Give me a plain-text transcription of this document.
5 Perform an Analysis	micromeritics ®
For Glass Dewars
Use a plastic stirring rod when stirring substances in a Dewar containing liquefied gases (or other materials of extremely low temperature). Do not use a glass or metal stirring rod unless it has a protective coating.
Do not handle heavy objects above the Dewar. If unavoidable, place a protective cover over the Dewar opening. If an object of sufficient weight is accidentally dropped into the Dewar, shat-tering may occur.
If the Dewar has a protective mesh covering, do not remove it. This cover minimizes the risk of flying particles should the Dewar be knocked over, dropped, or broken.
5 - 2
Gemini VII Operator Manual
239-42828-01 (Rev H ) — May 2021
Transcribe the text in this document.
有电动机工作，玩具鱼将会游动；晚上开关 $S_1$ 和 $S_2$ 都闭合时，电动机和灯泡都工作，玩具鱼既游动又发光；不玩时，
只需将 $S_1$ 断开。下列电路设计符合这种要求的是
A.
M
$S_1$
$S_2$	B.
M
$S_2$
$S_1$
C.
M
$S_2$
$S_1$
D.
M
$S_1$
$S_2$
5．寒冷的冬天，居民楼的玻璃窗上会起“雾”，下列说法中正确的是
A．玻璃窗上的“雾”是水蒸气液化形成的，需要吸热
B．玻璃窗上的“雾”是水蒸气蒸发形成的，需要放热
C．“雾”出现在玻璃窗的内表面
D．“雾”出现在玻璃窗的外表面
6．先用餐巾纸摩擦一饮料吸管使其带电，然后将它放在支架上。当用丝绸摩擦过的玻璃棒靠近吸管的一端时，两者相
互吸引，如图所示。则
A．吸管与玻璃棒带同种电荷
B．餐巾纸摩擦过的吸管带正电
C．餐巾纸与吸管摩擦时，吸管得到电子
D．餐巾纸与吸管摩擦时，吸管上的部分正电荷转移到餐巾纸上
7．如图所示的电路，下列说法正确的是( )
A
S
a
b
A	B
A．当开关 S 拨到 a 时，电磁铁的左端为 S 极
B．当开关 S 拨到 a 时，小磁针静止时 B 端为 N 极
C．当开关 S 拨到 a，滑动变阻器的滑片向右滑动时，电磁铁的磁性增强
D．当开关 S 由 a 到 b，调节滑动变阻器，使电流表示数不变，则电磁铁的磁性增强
§
## EXERCISE PROMPT
Out of the records, collect only those lines that contain the string "cover".

## TASK RESULT
Do not handle heavy objects above the Dewar. If unavoidable, place a protective cover over the Dewar opening. If an object of sufficient weight is accidentally dropped into the Dewar, shat-tering may occur.
If the Dewar has a protective mesh covering, do not remove it. This cover minimizes the risk of flying particles should the Dewar be knocked over, dropped, or broken.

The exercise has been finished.